Data entries
+ + + + +
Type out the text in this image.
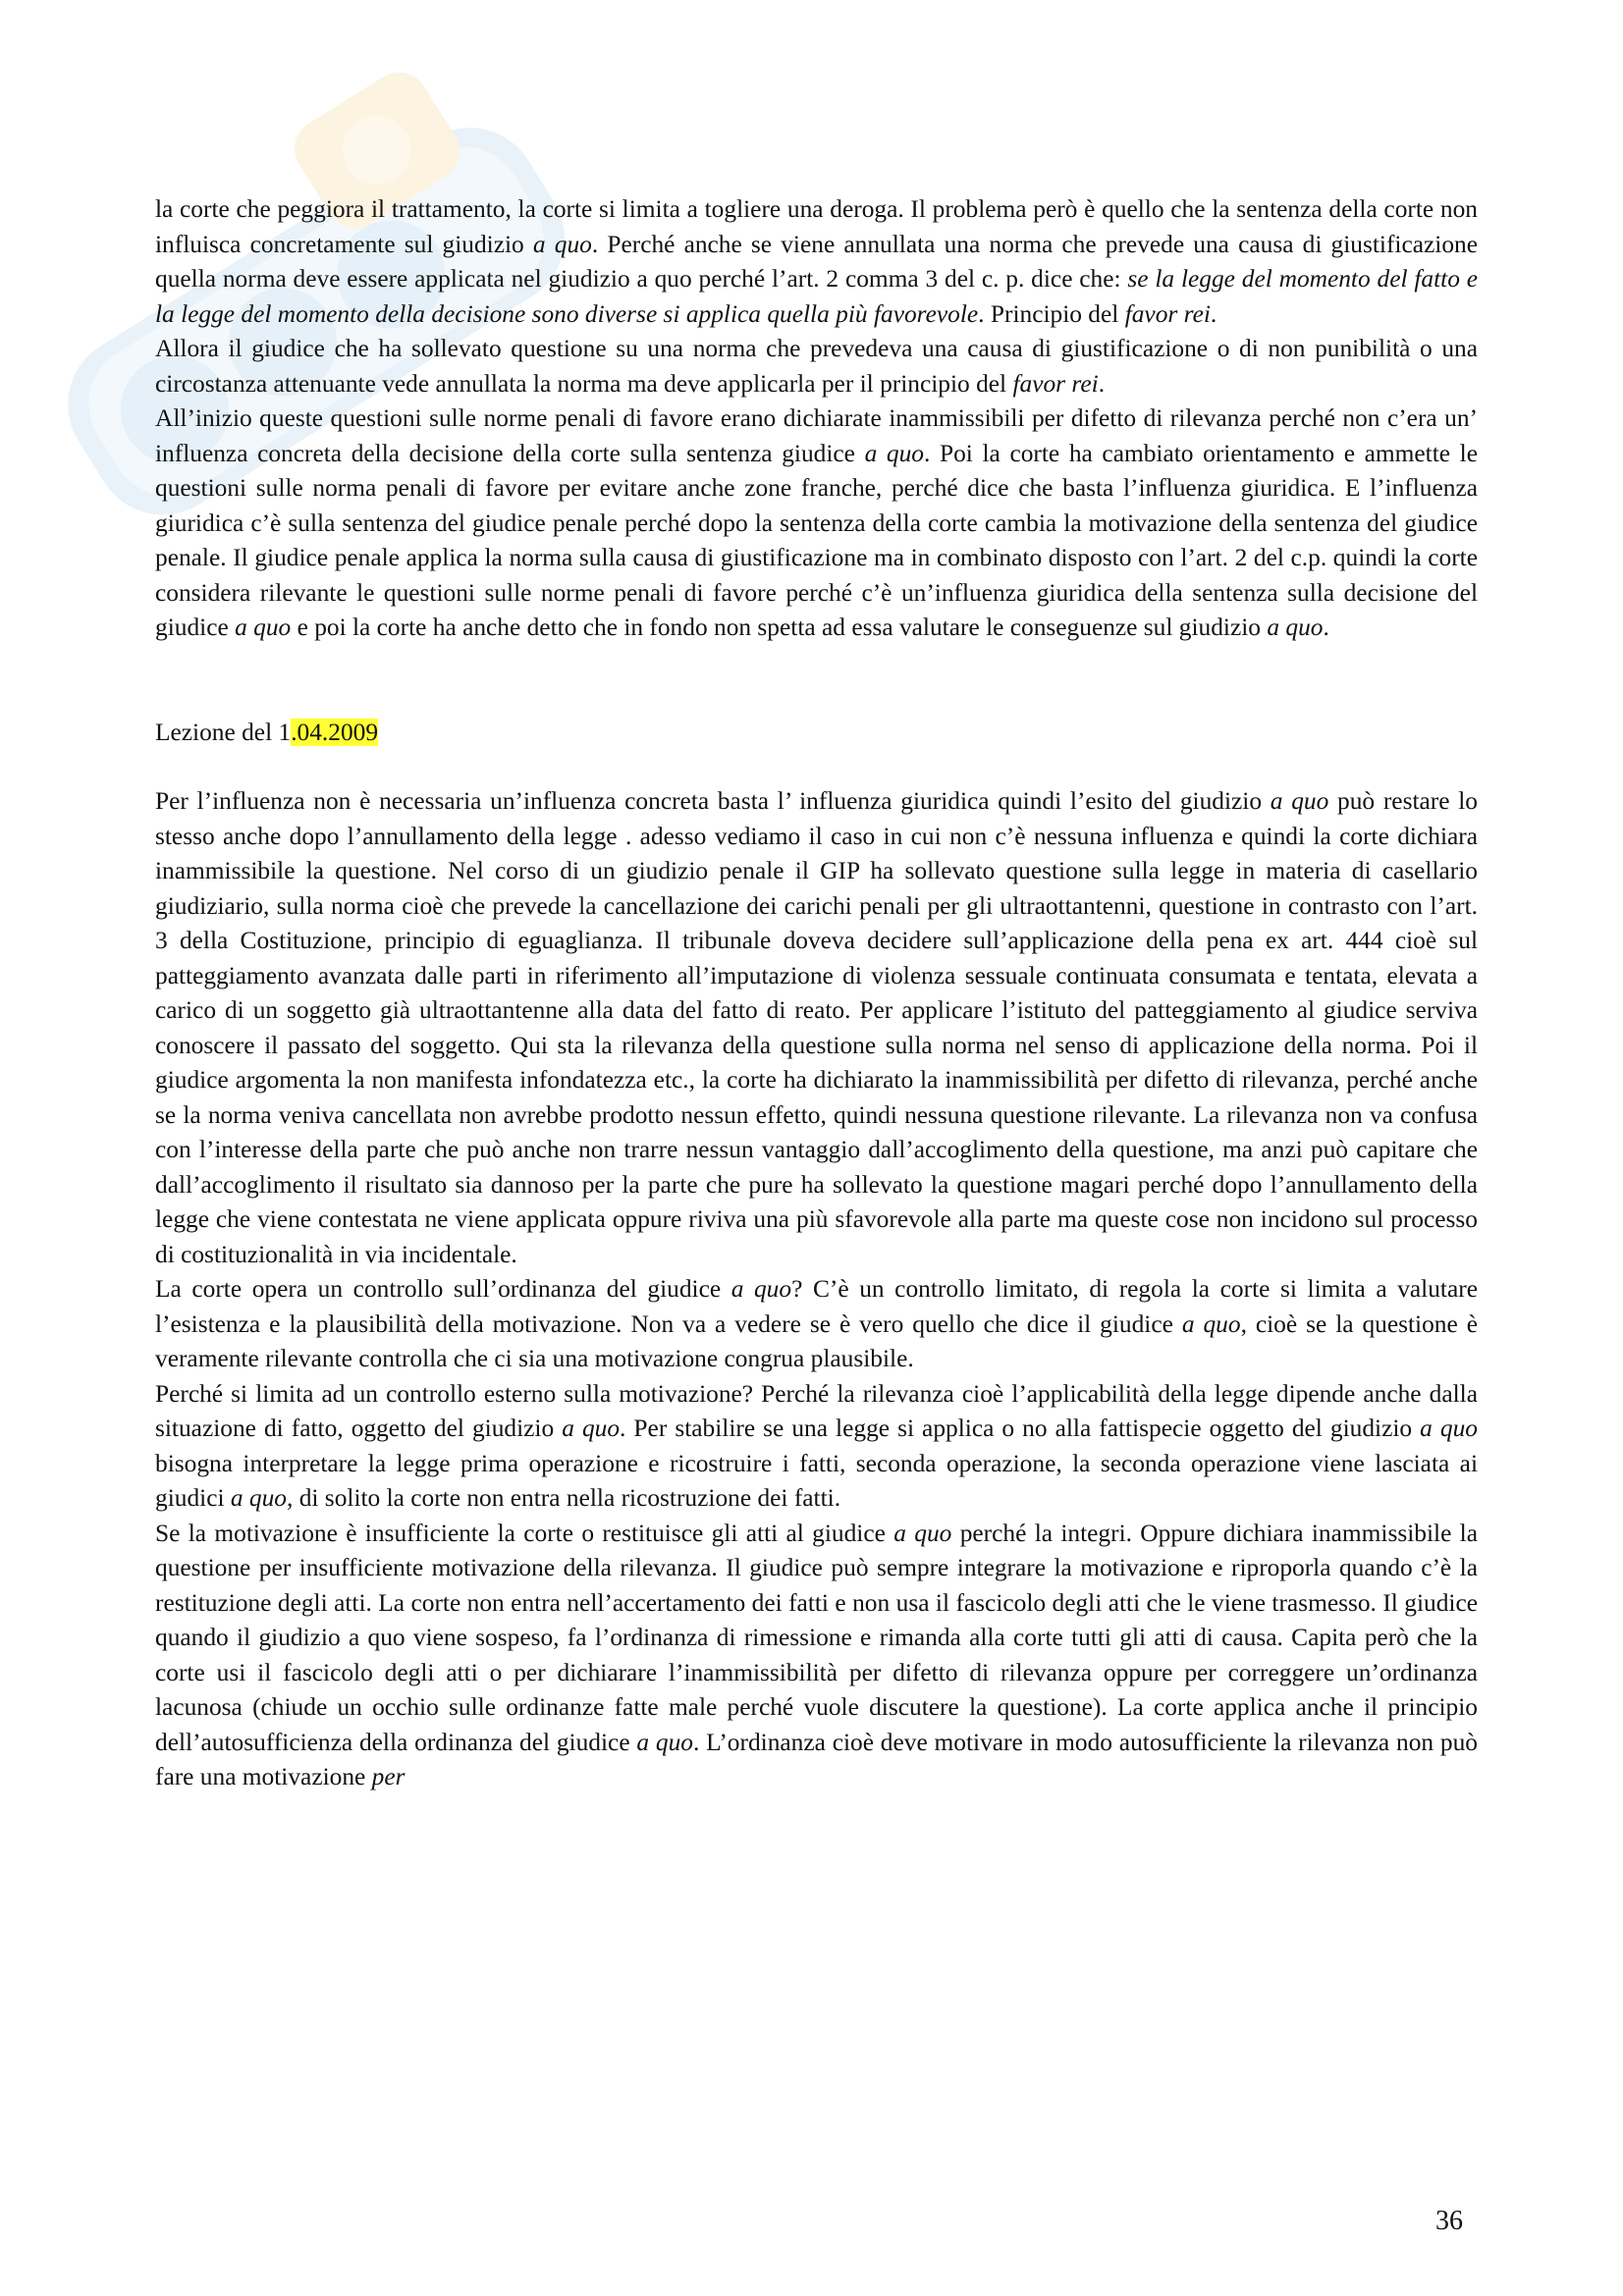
la corte che peggiora il trattamento, la corte si limita a togliere una deroga. Il problema però è quello che la sentenza della corte non influisca concretamente sul giudizio a quo. Perché anche se viene annullata una norma che prevede una causa di giustificazione quella norma deve essere applicata nel giudizio a quo perché l’art. 2 comma 3 del c. p. dice che: se la legge del momento del fatto e la legge del momento della decisione sono diverse si applica quella più favorevole. Principio del favor rei.

Allora il giudice che ha sollevato questione su una norma che prevedeva una causa di giustificazione o di non punibilità o una circostanza attenuante vede annullata la norma ma deve applicarla per il principio del favor rei.

All’inizio queste questioni sulle norme penali di favore erano dichiarate inammissibili per difetto di rilevanza perché non c’era un’ influenza concreta della decisione della corte sulla sentenza giudice a quo. Poi la corte ha cambiato orientamento e ammette le questioni sulle norma penali di favore per evitare anche zone franche, perché dice che basta l’influenza giuridica. E l’influenza giuridica c’è sulla sentenza del giudice penale perché dopo la sentenza della corte cambia la motivazione della sentenza del giudice penale. Il giudice penale applica la norma sulla causa di giustificazione ma in combinato disposto con l’art. 2 del c.p. quindi la corte considera rilevante le questioni sulle norme penali di favore perché c’è un’influenza giuridica della sentenza sulla decisione del giudice a quo e poi la corte ha anche detto che in fondo non spetta ad essa valutare le conseguenze sul giudizio a quo.

Lezione del 1.04.2009

Per l’influenza non è necessaria un’influenza concreta basta l’ influenza giuridica quindi l’esito del giudizio a quo può restare lo stesso anche dopo l’annullamento della legge . adesso vediamo il caso in cui non c’è nessuna influenza e quindi la corte dichiara inammissibile la questione. Nel corso di un giudizio penale il GIP ha sollevato questione sulla legge in materia di casellario giudiziario, sulla norma cioè che prevede la cancellazione dei carichi penali per gli ultraottantenni, questione in contrasto con l’art. 3 della Costituzione, principio di eguaglianza. Il tribunale doveva decidere sull’applicazione della pena ex art. 444 cioè sul patteggiamento avanzata dalle parti in riferimento all’imputazione di violenza sessuale continuata consumata e tentata, elevata a carico di un soggetto già ultraottantenne alla data del fatto di reato. Per applicare l’istituto del patteggiamento al giudice serviva conoscere il passato del soggetto. Qui sta la rilevanza della questione sulla norma nel senso di applicazione della norma. Poi il giudice argomenta la non manifesta infondatezza etc., la corte ha dichiarato la inammissibilità per difetto di rilevanza, perché anche se la norma veniva cancellata non avrebbe prodotto nessun effetto, quindi nessuna questione rilevante. La rilevanza non va confusa con l’interesse della parte che può anche non trarre nessun vantaggio dall’accoglimento della questione, ma anzi può capitare che dall’accoglimento il risultato sia dannoso per la parte che pure ha sollevato la questione magari perché dopo l’annullamento della legge che viene contestata ne viene applicata oppure riviva una più sfavorevole alla parte ma queste cose non incidono sul processo di costituzionalità in via incidentale.

La corte opera un controllo sull’ordinanza del giudice a quo? C’è un controllo limitato, di regola la corte si limita a valutare l’esistenza e la plausibilità della motivazione. Non va a vedere se è vero quello che dice il giudice a quo, cioè se la questione è veramente rilevante controlla che ci sia una motivazione congrua plausibile.

Perché si limita ad un controllo esterno sulla motivazione? Perché la rilevanza cioè l’applicabilità della legge dipende anche dalla situazione di fatto, oggetto del giudizio a quo. Per stabilire se una legge si applica o no alla fattispecie oggetto del giudizio a quo bisogna interpretare la legge prima operazione e ricostruire i fatti, seconda operazione, la seconda operazione viene lasciata ai giudici a quo, di solito la corte non entra nella ricostruzione dei fatti.

Se la motivazione è insufficiente la corte o restituisce gli atti al giudice a quo perché la integri. Oppure dichiara inammissibile la questione per insufficiente motivazione della rilevanza. Il giudice può sempre integrare la motivazione e riproporla quando c’è la restituzione degli atti. La corte non entra nell’accertamento dei fatti e non usa il fascicolo degli atti che le viene trasmesso. Il giudice quando il giudizio a quo viene sospeso, fa l’ordinanza di rimessione e rimanda alla corte tutti gli atti di causa. Capita però che la corte usi il fascicolo degli atti o per dichiarare l’inammissibilità per difetto di rilevanza oppure per correggere un’ordinanza lacunosa (chiude un occhio sulle ordinanze fatte male perché vuole discutere la questione). La corte applica anche il principio dell’autosufficienza della ordinanza del giudice a quo. L’ordinanza cioè deve motivare in modo autosufficiente la rilevanza non può fare una motivazione per

36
+ + + + +
• The exercise:
Copy out all lines that carry the word "valutare".

• Expected answer:
All’inizio queste questioni sulle norme penali di favore erano dichiarate inammissibili per difetto di rilevanza perché non c’era un’ influenza concreta della decisione della corte sulla sentenza giudice a quo. Poi la corte ha cambiato orientamento e ammette le questioni sulle norma penali di favore per evitare anche zone franche, perché dice che basta l’influenza giuridica. E l’influenza giuridica c’è sulla sentenza del giudice penale perché dopo la sentenza della corte cambia la motivazione della sentenza del giudice penale. Il giudice penale applica la norma sulla causa di giustificazione ma in combinato disposto con l’art. 2 del c.p. quindi la corte considera rilevante le questioni sulle norme penali di favore perché c’è un’influenza giuridica della sentenza sulla decisione del giudice a quo e poi la corte ha anche detto che in fondo non spetta ad essa valutare le conseguenze sul giudizio a quo.
La corte opera un controllo sull’ordinanza del giudice a quo? C’è un controllo limitato, di regola la corte si limita a valutare l’esistenza e la plausibilità della motivazione. Non va a vedere se è vero quello che dice il giudice a quo, cioè se la questione è veramente rilevante controlla che ci sia una motivazione congrua plausibile.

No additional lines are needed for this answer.